PROBLEM TO WORK ON: Pick out the lines below that contain the string "circle" and copy them all.

Stored dataset items:
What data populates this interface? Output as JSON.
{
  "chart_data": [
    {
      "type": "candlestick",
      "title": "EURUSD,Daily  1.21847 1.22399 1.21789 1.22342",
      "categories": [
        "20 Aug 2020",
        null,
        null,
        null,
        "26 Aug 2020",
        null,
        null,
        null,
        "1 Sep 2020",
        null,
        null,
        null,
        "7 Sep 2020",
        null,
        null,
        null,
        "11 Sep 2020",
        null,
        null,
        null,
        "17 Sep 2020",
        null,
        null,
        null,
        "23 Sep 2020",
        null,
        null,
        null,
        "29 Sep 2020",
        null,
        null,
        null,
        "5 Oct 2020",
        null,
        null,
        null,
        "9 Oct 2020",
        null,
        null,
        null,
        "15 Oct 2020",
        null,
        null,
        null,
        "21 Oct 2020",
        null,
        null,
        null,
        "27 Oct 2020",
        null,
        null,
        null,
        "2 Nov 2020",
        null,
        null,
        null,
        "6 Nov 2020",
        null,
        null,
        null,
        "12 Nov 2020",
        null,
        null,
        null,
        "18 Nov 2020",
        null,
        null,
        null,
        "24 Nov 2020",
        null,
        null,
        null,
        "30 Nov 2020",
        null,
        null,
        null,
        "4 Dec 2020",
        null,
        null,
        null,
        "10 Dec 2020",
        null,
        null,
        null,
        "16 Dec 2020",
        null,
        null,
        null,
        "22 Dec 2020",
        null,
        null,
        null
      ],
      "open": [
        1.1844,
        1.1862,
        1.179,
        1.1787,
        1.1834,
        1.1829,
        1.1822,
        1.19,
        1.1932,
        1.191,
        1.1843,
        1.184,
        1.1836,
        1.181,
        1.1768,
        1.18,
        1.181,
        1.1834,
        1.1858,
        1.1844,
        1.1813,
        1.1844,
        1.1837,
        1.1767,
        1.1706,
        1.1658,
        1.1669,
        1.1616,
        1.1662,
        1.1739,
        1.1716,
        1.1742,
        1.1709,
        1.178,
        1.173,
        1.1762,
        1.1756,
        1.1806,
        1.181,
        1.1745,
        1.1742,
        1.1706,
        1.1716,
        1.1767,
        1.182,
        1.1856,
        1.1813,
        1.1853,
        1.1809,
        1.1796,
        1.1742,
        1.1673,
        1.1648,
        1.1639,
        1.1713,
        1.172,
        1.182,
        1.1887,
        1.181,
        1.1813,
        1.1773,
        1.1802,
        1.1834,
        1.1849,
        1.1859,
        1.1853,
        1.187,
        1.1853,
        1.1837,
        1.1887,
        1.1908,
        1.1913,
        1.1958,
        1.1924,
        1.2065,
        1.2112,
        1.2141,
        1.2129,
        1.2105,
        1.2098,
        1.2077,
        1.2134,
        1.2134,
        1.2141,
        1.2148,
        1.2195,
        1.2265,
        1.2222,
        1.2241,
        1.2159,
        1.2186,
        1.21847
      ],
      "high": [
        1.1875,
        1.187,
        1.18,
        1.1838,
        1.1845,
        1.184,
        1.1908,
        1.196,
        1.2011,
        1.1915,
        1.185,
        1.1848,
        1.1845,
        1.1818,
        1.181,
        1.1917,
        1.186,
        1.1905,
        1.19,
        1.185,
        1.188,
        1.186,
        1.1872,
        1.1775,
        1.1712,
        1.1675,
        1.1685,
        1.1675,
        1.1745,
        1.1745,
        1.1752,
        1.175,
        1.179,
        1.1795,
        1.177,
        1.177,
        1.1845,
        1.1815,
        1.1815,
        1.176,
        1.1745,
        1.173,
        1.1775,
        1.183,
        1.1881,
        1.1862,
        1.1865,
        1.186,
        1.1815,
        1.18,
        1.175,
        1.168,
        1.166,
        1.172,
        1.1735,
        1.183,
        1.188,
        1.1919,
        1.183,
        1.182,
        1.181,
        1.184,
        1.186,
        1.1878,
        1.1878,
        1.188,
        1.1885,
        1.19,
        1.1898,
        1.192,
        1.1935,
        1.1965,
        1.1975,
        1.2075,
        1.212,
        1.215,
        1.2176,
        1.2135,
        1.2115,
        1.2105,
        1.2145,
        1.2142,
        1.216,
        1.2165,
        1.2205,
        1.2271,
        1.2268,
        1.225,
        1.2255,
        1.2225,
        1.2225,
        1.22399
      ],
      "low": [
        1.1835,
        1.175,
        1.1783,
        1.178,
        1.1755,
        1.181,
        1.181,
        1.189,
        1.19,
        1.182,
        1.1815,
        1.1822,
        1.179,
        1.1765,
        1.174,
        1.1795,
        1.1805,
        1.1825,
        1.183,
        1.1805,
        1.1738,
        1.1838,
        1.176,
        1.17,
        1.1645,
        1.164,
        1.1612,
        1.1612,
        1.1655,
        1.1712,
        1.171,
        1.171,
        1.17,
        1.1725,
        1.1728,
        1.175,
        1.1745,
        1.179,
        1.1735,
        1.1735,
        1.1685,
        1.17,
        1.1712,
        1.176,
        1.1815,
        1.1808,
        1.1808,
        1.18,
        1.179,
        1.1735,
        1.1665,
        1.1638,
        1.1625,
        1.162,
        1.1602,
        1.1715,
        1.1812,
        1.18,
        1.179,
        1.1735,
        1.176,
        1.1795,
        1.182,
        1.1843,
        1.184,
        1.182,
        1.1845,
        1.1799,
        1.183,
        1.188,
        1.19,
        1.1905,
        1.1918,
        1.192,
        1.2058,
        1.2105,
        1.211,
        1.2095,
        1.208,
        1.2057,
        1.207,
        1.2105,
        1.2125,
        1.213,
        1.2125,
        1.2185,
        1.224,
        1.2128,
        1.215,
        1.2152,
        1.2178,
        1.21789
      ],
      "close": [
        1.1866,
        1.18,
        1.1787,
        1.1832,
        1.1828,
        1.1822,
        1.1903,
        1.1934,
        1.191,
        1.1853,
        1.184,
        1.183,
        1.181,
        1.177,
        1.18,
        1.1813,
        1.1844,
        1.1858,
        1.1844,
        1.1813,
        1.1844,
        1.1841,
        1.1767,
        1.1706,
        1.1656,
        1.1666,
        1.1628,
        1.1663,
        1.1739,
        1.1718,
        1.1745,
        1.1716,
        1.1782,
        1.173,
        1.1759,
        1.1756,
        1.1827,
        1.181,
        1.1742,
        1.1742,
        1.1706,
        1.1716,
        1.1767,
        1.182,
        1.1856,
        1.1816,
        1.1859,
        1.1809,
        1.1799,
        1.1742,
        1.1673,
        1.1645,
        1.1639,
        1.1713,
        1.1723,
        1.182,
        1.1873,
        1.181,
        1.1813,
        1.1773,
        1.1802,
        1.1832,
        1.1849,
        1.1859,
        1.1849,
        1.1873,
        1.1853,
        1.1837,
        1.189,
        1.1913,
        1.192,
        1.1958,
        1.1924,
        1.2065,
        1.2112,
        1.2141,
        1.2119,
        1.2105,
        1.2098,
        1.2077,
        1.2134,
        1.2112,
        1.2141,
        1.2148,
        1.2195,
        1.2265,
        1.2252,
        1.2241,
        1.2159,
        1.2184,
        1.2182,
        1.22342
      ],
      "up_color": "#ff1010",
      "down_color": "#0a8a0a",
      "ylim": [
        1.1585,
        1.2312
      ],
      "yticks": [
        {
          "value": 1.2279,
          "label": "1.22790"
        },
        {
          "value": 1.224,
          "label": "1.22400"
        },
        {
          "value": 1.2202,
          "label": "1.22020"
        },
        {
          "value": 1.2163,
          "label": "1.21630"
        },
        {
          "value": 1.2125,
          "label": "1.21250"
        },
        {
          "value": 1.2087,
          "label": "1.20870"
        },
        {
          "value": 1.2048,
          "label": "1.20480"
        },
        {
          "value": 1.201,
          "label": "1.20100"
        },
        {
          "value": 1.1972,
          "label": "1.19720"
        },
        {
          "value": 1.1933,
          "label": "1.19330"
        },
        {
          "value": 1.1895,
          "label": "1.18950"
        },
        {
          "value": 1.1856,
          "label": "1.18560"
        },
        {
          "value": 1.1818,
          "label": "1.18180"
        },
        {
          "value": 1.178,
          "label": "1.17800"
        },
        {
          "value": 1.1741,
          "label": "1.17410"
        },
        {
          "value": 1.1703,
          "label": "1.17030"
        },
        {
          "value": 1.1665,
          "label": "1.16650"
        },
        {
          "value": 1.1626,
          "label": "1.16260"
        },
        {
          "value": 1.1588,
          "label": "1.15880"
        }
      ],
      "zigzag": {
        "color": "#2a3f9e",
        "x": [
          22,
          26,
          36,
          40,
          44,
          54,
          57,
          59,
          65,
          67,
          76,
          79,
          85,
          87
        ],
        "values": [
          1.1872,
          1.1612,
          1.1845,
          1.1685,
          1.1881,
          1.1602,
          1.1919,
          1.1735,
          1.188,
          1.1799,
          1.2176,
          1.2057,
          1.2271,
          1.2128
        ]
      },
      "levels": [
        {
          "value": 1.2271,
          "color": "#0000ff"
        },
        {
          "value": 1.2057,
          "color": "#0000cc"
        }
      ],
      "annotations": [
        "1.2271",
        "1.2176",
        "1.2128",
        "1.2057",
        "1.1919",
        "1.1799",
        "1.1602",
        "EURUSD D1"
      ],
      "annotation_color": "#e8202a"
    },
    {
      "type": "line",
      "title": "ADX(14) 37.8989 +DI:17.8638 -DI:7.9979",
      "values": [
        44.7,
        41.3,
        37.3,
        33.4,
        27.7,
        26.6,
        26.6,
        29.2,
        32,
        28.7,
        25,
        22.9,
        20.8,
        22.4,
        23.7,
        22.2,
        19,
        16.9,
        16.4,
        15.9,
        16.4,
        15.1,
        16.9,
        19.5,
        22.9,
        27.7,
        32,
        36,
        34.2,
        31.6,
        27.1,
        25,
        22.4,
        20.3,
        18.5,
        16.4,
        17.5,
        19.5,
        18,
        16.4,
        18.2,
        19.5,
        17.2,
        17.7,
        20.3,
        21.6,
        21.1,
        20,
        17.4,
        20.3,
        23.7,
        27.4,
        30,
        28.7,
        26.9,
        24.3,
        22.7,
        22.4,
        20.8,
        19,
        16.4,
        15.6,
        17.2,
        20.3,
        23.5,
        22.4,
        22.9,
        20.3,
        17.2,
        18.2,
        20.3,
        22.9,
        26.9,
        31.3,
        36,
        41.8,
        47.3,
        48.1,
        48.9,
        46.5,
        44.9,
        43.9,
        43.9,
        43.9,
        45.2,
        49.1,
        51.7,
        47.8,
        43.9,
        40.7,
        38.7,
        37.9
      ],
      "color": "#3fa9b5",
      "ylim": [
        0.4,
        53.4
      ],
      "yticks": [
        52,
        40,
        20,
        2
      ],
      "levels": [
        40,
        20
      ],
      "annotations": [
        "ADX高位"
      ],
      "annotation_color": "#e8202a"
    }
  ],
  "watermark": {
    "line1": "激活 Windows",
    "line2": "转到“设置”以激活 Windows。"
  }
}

* * *

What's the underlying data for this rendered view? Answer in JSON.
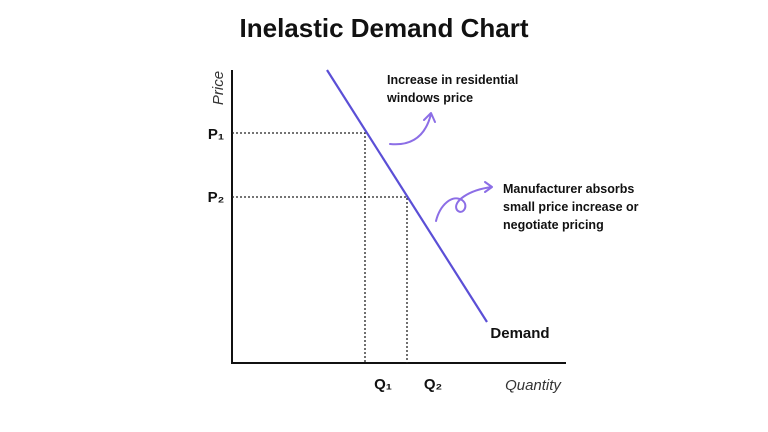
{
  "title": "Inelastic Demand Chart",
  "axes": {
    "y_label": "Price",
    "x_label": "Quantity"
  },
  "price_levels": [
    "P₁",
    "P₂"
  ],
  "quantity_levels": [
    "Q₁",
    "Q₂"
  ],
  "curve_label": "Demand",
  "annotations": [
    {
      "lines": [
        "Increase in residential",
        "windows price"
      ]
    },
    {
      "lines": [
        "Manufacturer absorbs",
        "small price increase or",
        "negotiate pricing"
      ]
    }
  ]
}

==

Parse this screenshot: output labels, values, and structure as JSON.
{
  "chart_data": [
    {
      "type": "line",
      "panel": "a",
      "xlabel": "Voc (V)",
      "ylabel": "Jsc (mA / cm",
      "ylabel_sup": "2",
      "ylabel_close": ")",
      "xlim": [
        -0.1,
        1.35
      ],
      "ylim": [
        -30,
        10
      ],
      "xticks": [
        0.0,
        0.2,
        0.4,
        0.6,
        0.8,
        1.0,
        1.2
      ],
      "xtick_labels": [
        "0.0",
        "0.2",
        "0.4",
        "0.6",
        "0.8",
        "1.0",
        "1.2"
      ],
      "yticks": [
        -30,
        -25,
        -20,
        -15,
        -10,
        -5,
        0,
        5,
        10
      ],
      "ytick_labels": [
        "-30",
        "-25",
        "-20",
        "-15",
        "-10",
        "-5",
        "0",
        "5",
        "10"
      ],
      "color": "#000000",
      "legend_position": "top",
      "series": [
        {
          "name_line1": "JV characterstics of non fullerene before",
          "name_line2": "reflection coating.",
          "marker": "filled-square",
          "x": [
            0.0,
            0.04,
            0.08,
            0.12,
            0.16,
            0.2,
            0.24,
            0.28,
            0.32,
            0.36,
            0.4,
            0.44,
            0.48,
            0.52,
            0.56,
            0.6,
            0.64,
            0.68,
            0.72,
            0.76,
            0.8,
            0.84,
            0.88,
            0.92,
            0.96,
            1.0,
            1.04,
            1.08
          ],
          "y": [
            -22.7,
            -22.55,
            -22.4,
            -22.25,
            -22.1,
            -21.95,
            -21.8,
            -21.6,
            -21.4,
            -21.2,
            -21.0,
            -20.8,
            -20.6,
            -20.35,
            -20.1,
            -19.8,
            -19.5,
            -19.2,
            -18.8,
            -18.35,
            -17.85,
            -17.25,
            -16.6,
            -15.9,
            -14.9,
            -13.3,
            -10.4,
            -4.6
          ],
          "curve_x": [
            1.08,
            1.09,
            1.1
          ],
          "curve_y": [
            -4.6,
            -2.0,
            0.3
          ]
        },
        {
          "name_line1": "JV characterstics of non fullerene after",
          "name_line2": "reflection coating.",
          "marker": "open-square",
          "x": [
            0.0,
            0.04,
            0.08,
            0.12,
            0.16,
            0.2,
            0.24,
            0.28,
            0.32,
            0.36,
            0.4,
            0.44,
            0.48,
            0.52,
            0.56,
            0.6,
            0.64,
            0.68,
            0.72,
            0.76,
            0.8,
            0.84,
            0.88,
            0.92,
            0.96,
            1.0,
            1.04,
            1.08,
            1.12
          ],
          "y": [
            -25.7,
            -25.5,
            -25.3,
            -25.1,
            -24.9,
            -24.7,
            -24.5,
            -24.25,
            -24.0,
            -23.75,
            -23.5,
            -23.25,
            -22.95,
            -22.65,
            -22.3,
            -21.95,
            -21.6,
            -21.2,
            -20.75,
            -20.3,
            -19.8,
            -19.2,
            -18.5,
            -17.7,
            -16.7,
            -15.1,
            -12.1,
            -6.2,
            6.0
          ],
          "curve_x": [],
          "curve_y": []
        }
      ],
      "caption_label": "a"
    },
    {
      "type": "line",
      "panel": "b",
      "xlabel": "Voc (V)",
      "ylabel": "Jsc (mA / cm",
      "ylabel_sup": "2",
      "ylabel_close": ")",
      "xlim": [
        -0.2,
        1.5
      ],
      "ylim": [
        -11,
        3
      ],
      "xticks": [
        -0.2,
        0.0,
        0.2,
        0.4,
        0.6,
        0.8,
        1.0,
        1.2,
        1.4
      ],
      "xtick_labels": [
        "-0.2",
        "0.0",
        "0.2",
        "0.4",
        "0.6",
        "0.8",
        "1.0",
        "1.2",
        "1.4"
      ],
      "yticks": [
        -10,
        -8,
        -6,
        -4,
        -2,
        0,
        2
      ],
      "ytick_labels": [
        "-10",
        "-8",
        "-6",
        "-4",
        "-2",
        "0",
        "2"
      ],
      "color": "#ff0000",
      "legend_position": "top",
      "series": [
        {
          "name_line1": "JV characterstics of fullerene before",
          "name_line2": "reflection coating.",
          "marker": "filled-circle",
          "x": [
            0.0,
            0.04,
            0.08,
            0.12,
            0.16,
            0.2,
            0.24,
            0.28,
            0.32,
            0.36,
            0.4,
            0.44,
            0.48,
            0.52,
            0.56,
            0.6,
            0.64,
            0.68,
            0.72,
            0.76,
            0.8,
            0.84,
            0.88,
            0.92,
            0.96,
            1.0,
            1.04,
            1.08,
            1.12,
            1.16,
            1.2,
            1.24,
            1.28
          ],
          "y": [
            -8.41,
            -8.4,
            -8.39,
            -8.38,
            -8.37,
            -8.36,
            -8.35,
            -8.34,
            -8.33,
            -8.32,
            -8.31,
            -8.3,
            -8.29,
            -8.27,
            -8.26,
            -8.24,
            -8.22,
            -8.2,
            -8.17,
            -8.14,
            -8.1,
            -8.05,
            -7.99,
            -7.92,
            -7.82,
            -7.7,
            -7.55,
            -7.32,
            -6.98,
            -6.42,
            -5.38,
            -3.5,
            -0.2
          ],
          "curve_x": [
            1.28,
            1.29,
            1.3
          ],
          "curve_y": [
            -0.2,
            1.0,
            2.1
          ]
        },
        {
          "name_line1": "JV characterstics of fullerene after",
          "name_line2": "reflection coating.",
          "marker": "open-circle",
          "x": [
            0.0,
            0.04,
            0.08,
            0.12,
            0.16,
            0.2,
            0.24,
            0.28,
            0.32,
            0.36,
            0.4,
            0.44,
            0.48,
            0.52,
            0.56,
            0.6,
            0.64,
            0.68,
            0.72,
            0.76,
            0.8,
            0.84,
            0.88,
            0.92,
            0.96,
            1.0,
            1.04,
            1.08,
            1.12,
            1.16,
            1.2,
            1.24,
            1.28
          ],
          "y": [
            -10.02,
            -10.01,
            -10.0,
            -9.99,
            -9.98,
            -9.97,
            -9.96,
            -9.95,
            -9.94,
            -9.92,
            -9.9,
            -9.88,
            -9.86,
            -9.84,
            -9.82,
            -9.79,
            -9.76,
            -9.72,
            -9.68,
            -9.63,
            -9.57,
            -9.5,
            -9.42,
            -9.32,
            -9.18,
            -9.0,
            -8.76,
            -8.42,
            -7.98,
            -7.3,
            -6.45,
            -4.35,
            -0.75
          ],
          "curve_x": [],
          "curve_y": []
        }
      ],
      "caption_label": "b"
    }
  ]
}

FINAL RESULT:
          "marker": "filled-circle",
          "marker": "open-circle",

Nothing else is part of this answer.